WHAT TO PRODUCE | Collect all lines from the records below that include the word "JSON".

----

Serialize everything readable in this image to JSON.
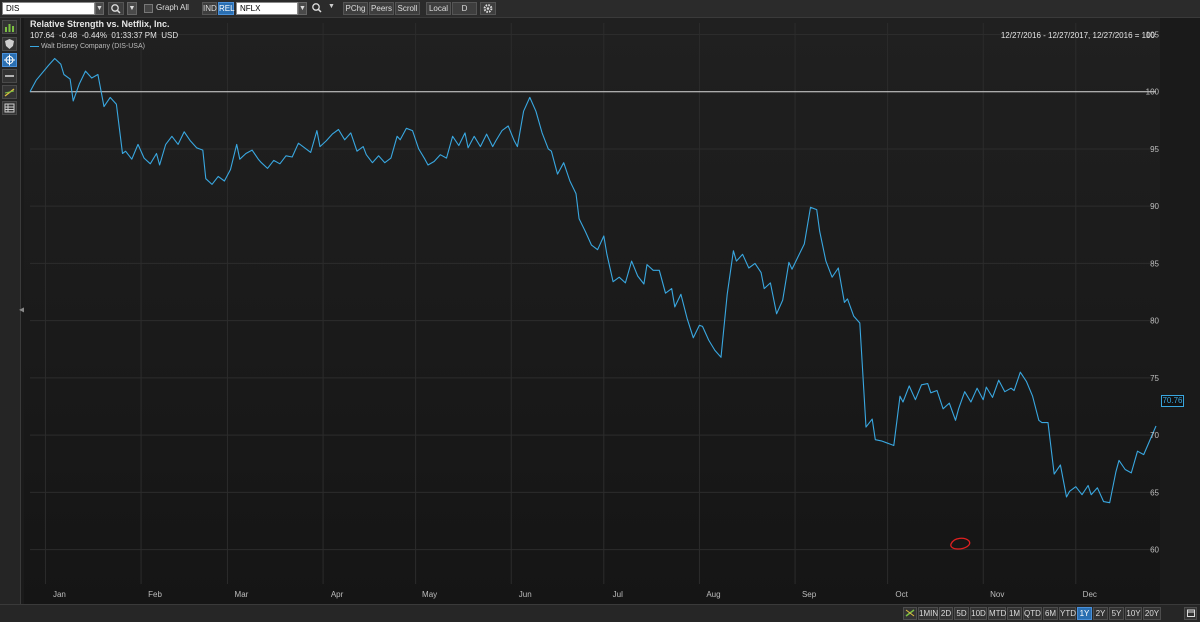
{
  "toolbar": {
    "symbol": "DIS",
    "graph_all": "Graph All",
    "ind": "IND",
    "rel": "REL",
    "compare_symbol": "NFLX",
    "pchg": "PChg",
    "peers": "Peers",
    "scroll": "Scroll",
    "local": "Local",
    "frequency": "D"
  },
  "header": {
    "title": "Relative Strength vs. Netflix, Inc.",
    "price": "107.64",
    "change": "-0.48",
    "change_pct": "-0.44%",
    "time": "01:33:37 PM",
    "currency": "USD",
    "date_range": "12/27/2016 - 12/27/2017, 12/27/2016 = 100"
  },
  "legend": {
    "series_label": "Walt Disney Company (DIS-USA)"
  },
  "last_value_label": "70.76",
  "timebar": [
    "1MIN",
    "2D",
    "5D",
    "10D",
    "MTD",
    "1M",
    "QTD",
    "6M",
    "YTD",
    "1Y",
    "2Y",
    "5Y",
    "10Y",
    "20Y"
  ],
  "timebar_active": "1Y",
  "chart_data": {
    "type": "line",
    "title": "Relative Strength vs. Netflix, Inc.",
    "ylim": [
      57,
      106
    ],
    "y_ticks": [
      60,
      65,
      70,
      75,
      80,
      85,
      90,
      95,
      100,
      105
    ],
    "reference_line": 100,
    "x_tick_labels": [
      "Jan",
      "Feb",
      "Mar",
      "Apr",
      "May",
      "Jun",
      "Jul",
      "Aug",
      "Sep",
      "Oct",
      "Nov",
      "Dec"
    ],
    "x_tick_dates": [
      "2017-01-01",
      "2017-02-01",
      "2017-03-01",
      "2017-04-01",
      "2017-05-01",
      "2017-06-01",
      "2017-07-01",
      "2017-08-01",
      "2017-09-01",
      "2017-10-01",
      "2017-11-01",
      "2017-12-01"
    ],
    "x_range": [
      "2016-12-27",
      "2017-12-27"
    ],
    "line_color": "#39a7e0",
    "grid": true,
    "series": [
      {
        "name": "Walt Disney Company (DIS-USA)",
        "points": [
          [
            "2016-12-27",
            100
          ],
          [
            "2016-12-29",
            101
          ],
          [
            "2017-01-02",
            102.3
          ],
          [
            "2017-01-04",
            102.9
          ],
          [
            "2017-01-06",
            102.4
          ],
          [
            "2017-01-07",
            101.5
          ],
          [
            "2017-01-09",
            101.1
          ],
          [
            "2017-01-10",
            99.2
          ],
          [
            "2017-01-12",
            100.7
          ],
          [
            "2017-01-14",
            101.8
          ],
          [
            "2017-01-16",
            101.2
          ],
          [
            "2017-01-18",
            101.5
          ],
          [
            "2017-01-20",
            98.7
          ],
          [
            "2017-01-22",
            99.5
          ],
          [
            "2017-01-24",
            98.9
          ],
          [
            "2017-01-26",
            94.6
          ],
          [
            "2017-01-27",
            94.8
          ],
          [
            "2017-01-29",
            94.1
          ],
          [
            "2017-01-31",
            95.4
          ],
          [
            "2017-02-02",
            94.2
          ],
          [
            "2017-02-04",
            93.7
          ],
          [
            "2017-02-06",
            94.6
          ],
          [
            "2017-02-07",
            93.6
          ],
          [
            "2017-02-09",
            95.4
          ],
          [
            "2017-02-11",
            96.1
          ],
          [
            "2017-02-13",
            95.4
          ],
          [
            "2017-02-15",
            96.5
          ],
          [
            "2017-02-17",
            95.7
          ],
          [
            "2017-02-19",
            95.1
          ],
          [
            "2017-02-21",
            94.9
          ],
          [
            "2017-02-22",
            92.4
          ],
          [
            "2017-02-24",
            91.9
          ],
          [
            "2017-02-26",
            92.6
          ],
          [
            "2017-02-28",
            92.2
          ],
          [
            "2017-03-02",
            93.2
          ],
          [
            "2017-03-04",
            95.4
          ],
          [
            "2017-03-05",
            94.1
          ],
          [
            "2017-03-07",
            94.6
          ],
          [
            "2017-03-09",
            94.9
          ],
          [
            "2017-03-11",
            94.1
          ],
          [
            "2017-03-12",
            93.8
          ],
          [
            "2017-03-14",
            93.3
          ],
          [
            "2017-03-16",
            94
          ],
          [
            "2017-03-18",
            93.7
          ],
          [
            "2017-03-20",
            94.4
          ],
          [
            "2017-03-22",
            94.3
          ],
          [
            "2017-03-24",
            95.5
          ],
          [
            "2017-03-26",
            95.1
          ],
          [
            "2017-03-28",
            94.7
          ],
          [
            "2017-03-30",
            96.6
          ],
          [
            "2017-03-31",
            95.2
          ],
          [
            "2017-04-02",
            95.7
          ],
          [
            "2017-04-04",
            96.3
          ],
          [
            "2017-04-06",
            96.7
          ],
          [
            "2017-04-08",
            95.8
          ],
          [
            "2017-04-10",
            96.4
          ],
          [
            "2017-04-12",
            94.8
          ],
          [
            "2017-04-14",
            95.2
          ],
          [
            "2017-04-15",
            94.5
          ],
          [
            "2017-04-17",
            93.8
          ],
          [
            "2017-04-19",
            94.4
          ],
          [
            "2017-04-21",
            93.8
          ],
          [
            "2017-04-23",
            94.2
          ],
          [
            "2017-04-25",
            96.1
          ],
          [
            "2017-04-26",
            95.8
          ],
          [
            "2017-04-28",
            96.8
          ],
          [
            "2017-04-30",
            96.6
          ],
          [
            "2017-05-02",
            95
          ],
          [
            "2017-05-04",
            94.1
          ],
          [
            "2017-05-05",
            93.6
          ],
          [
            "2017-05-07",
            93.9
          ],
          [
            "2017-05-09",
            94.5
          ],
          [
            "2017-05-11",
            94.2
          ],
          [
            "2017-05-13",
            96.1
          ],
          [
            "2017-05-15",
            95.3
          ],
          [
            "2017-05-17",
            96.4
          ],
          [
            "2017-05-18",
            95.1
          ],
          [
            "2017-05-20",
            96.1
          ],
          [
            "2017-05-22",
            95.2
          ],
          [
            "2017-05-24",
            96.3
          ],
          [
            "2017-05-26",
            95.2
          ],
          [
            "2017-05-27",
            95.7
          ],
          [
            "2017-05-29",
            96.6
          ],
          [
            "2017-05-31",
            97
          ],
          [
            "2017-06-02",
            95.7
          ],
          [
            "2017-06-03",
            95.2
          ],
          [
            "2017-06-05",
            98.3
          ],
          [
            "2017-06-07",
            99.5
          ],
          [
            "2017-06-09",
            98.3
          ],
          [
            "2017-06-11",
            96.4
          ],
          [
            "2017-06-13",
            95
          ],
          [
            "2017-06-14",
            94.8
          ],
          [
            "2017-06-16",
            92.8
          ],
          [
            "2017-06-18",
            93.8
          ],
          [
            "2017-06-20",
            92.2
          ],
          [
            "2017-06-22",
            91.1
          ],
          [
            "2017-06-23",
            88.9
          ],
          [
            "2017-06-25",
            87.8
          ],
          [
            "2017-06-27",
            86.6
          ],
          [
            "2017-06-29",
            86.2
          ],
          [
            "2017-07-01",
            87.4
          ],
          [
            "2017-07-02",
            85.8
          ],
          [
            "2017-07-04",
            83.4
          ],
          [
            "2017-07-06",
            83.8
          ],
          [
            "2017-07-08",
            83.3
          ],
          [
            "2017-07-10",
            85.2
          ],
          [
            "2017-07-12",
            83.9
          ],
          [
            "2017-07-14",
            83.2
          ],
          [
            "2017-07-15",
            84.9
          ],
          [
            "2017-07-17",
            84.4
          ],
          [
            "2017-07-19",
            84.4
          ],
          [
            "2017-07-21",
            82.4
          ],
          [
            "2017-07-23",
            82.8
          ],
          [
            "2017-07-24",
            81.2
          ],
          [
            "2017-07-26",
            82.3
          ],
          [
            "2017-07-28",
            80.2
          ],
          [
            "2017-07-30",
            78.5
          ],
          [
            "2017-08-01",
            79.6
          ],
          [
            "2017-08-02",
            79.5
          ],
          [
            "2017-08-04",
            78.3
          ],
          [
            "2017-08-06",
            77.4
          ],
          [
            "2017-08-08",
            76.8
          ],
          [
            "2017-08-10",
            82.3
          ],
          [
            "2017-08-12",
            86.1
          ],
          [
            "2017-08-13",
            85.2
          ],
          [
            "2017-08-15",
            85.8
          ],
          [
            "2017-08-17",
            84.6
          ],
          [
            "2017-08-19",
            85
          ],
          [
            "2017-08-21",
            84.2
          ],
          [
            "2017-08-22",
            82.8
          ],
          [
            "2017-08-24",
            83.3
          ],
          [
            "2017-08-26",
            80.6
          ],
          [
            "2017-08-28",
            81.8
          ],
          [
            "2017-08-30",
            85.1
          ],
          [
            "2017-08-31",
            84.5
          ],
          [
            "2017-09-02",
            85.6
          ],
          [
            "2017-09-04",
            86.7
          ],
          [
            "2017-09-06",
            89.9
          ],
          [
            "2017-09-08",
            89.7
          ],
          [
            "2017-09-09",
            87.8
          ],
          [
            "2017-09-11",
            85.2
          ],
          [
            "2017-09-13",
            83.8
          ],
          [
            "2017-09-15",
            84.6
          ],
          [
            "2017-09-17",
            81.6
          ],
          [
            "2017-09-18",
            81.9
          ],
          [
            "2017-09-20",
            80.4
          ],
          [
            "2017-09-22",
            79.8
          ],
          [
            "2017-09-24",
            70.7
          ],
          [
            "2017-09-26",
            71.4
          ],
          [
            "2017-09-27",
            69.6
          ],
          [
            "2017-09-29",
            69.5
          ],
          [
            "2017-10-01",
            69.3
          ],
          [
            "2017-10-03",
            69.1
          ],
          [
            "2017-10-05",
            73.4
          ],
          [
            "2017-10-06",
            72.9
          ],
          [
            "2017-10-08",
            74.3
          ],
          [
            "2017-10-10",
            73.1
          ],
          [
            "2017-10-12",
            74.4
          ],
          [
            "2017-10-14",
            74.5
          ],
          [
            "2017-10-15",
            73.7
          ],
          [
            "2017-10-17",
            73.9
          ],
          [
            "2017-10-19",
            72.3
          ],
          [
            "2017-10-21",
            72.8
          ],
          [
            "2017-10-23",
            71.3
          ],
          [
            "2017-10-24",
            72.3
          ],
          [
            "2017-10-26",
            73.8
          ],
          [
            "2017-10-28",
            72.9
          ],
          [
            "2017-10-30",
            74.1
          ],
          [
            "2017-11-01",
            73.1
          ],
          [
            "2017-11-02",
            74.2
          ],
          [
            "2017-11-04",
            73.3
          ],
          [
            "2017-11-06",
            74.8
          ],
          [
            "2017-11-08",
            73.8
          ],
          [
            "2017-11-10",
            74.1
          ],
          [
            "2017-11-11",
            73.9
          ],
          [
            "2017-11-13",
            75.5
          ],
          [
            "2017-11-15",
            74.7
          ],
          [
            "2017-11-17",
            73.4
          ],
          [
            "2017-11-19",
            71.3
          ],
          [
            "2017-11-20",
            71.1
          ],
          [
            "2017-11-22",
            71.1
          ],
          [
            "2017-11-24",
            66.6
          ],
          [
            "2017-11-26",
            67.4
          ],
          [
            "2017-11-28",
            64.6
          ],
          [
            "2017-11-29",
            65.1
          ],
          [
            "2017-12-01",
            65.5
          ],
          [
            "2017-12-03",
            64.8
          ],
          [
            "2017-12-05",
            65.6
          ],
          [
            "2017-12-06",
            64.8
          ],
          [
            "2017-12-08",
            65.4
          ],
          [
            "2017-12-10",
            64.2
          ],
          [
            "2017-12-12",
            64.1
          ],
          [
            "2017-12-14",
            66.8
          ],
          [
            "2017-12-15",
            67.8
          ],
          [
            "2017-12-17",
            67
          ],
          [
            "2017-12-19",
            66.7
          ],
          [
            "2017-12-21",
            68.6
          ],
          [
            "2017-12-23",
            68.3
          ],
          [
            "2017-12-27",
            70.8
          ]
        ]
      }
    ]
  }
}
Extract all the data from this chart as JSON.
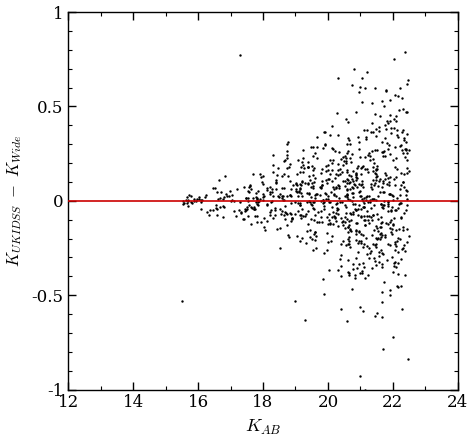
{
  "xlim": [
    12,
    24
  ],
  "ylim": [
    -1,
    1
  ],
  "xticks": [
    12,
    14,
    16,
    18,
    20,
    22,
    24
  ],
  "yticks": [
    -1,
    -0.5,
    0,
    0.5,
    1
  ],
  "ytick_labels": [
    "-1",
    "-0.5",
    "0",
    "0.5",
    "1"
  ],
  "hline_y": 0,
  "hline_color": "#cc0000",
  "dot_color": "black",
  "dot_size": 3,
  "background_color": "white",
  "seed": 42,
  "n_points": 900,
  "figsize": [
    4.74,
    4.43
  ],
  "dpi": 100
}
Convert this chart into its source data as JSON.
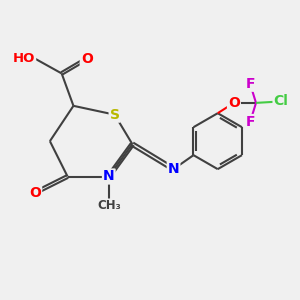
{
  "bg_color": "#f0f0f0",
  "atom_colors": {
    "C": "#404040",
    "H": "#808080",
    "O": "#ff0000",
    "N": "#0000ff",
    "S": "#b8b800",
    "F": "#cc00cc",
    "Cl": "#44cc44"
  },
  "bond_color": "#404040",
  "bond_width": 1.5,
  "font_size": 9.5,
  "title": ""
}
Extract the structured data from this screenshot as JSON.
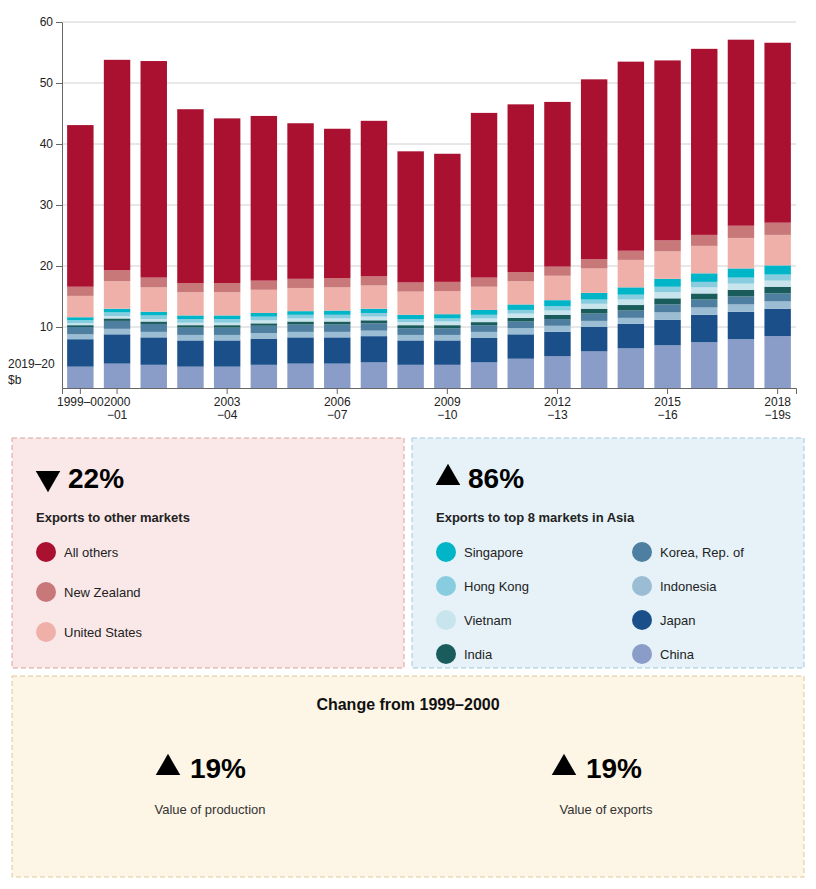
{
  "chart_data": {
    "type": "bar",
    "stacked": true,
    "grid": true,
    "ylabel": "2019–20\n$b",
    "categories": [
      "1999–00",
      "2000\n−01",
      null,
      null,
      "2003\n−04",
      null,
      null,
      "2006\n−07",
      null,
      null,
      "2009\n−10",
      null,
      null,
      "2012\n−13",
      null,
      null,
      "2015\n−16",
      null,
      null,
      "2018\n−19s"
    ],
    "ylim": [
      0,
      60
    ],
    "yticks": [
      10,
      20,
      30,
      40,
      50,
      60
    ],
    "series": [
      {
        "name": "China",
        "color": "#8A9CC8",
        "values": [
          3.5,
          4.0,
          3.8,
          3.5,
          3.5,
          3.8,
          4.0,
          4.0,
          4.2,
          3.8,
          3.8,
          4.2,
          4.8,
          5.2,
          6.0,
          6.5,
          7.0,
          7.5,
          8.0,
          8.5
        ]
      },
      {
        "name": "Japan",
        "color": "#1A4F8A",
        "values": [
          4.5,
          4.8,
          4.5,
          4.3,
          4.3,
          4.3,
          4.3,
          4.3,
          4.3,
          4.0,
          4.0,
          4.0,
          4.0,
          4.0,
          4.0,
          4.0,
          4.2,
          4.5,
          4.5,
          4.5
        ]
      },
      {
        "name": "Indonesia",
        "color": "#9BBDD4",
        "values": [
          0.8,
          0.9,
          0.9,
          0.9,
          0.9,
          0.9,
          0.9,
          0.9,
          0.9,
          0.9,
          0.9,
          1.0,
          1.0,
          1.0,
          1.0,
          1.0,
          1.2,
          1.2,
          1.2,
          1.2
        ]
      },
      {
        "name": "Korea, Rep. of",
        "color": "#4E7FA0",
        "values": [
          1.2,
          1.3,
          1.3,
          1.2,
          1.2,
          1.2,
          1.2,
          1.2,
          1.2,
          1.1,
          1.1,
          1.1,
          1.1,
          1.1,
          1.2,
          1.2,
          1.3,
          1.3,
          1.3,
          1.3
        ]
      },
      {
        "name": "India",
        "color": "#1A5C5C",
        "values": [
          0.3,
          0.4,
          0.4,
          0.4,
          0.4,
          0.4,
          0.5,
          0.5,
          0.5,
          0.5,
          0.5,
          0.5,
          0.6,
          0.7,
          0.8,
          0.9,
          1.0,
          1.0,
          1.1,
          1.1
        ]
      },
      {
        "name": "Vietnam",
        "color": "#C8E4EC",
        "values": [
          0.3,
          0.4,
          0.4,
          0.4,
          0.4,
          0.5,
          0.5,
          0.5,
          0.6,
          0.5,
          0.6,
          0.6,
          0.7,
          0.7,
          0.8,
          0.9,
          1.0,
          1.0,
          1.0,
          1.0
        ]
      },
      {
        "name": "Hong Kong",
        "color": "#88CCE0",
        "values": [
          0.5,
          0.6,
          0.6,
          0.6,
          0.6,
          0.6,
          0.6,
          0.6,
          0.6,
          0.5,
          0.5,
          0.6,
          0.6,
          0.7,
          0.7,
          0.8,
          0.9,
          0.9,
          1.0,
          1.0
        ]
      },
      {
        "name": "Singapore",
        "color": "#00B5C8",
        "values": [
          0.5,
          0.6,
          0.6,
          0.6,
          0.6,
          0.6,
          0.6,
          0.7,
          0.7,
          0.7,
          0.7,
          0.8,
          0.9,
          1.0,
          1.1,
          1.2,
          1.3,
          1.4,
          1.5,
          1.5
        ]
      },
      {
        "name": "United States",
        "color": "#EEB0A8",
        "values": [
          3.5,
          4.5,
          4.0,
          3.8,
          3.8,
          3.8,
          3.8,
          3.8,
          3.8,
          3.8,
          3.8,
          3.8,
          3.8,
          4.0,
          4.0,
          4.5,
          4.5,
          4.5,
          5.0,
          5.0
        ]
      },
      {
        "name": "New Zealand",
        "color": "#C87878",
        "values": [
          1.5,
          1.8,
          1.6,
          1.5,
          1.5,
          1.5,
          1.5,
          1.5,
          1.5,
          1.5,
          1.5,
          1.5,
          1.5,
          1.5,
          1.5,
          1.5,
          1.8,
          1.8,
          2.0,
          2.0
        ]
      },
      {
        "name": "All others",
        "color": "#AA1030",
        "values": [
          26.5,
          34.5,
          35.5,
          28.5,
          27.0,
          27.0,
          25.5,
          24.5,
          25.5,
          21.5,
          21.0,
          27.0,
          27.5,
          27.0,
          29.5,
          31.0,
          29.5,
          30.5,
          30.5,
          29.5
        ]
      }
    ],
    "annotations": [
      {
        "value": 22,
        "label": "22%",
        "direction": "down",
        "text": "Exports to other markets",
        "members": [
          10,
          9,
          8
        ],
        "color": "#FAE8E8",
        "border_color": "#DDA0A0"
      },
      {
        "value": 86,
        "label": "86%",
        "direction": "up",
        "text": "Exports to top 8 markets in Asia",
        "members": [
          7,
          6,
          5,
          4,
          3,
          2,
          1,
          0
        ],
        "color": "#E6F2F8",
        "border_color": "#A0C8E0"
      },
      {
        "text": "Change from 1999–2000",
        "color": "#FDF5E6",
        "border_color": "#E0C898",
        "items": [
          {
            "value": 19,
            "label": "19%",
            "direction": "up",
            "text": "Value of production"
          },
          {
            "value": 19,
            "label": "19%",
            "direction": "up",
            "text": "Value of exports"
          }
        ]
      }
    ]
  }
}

----

WORKED ANSWER |
Serialize everything readable in this image to JSON.
Extract all the data from this chart as JSON.
Convert this chart into its source data as JSON.
Extract the structured data from this screenshot as JSON.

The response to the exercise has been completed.